» **Work instructions**
Read the lines below and count those that have the word "title". Respond with the number only.

» **Collected data**
════════

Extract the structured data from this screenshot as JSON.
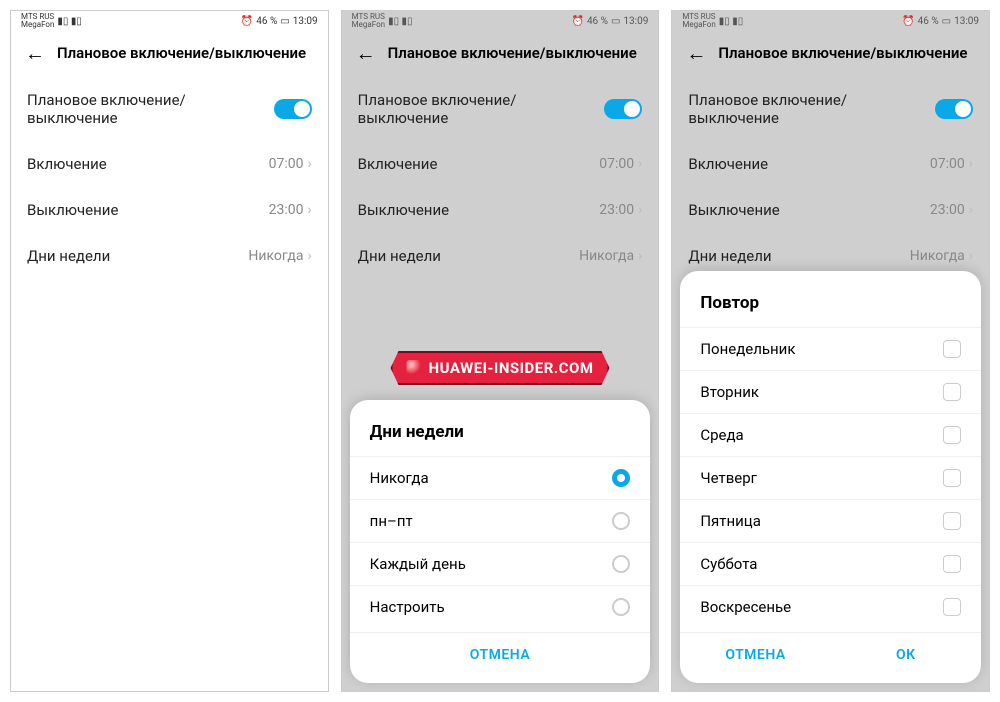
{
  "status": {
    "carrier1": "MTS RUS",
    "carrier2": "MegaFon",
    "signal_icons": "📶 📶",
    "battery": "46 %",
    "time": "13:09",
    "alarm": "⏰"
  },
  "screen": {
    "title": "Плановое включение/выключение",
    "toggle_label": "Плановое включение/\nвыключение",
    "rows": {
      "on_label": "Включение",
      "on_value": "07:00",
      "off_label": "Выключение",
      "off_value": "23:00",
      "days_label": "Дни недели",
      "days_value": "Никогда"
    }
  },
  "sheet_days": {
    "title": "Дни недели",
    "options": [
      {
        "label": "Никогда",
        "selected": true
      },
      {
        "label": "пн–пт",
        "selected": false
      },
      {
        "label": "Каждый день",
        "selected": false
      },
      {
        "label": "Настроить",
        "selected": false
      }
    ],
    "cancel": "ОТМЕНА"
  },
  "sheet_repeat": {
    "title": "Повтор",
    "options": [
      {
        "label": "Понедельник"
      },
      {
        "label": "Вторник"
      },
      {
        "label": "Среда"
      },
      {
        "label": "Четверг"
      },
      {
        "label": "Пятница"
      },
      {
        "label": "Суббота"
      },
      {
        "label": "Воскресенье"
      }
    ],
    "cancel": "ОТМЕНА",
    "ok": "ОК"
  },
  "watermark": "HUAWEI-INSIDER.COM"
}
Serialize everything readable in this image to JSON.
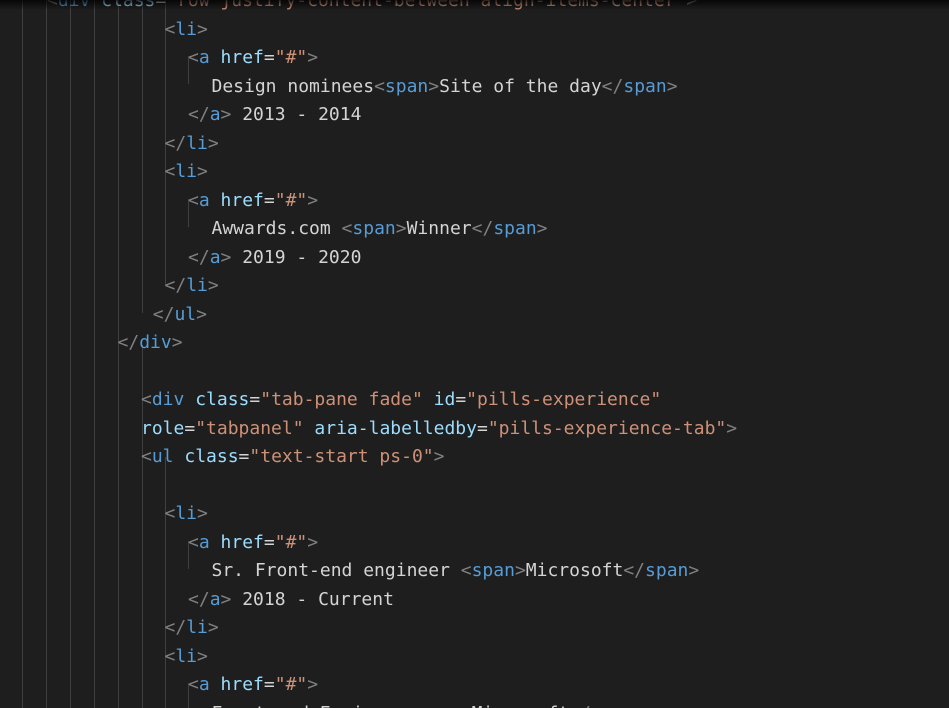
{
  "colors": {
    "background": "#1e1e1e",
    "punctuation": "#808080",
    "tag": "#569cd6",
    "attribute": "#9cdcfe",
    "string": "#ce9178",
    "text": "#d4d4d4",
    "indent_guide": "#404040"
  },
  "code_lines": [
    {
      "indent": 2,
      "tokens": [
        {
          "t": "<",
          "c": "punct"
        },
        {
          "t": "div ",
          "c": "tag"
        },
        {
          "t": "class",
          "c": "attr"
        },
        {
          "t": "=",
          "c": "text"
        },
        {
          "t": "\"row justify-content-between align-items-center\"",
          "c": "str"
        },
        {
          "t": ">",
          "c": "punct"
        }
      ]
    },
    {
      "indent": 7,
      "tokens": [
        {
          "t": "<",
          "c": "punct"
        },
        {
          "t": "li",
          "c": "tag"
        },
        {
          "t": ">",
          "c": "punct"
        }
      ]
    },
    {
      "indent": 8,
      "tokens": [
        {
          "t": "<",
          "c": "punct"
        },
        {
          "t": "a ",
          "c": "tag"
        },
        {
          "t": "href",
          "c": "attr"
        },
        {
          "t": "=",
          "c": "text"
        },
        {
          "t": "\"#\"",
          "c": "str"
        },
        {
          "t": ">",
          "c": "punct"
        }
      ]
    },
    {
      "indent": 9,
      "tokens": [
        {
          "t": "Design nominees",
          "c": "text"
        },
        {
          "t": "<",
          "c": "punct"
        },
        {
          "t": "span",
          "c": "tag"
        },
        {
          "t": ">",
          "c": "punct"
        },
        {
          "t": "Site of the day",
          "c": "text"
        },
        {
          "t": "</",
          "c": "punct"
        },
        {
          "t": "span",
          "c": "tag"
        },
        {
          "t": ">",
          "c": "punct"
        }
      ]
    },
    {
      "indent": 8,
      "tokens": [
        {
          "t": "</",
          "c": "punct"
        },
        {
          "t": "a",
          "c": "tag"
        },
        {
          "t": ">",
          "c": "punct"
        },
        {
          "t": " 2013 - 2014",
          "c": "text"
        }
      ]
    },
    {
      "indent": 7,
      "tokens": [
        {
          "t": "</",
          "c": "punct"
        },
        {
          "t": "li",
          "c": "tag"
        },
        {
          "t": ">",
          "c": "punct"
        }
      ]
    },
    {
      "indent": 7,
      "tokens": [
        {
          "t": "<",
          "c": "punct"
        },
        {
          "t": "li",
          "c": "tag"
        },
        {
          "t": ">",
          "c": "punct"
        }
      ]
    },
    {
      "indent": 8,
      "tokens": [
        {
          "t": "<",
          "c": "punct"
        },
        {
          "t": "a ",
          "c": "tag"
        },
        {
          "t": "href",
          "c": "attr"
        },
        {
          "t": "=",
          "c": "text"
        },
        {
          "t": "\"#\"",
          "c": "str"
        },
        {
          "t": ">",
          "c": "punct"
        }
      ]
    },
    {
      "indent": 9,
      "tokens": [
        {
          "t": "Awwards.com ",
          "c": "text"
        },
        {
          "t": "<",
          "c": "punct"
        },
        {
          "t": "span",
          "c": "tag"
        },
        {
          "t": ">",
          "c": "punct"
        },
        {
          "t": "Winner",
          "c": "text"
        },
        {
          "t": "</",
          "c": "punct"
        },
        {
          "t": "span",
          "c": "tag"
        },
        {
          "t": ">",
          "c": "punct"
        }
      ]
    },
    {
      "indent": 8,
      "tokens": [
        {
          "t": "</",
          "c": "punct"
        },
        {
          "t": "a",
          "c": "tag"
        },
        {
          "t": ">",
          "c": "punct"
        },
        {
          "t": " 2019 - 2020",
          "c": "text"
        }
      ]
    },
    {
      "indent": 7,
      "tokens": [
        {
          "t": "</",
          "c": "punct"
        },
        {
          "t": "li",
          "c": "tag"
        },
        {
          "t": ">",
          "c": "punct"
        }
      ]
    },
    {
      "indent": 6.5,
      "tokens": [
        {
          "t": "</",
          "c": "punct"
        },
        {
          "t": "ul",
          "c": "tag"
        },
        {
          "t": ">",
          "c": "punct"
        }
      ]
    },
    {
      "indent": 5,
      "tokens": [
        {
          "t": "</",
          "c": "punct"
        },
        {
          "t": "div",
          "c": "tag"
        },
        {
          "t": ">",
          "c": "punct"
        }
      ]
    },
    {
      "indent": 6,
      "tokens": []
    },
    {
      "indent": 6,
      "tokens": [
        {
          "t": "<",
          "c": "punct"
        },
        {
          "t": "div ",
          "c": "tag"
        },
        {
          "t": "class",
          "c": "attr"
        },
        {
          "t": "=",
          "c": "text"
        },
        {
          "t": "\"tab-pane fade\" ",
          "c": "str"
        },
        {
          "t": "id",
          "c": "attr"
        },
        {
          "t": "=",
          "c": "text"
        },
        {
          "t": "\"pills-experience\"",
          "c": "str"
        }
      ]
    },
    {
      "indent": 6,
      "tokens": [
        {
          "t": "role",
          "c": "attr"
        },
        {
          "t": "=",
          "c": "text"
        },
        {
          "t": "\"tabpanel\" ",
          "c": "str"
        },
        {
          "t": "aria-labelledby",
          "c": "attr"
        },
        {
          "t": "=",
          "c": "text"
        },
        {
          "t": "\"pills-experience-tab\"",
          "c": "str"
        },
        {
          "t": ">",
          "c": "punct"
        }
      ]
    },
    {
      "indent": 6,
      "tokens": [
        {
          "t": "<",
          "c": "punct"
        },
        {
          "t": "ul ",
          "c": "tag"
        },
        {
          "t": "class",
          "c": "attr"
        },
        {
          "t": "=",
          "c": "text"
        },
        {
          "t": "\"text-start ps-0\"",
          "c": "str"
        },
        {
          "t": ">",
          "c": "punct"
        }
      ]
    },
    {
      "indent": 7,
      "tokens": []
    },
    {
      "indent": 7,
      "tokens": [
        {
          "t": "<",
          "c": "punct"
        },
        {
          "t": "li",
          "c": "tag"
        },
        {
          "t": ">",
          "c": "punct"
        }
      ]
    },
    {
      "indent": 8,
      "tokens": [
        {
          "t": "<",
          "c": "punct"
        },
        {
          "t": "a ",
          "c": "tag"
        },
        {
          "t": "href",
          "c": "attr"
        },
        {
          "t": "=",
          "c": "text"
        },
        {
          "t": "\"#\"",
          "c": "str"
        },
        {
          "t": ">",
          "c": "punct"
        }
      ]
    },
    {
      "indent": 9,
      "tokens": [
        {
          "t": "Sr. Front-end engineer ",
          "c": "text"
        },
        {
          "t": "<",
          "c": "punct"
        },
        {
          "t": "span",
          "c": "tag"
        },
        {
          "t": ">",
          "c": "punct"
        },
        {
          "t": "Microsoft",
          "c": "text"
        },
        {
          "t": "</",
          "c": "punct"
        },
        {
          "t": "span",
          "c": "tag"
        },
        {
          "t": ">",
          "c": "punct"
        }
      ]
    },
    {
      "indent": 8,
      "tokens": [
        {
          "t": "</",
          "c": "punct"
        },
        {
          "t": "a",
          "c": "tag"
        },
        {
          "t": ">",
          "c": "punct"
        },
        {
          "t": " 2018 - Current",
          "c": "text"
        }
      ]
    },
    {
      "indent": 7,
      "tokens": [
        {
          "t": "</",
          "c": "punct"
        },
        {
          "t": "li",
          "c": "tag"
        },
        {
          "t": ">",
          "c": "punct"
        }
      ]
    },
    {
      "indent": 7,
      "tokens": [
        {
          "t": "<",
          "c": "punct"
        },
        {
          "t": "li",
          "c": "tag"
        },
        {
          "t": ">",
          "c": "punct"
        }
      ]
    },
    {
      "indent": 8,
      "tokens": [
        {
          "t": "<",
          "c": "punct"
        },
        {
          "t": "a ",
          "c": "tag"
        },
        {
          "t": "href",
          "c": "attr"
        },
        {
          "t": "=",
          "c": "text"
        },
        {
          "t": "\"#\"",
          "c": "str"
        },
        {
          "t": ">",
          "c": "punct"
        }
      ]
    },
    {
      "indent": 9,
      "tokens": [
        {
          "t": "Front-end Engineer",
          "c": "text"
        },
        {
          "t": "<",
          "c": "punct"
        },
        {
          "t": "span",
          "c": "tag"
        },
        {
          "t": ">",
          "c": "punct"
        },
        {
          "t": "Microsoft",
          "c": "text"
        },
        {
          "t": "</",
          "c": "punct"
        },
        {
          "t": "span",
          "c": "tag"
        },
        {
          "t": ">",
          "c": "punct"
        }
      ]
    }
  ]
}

════════

» **Answer in full**
3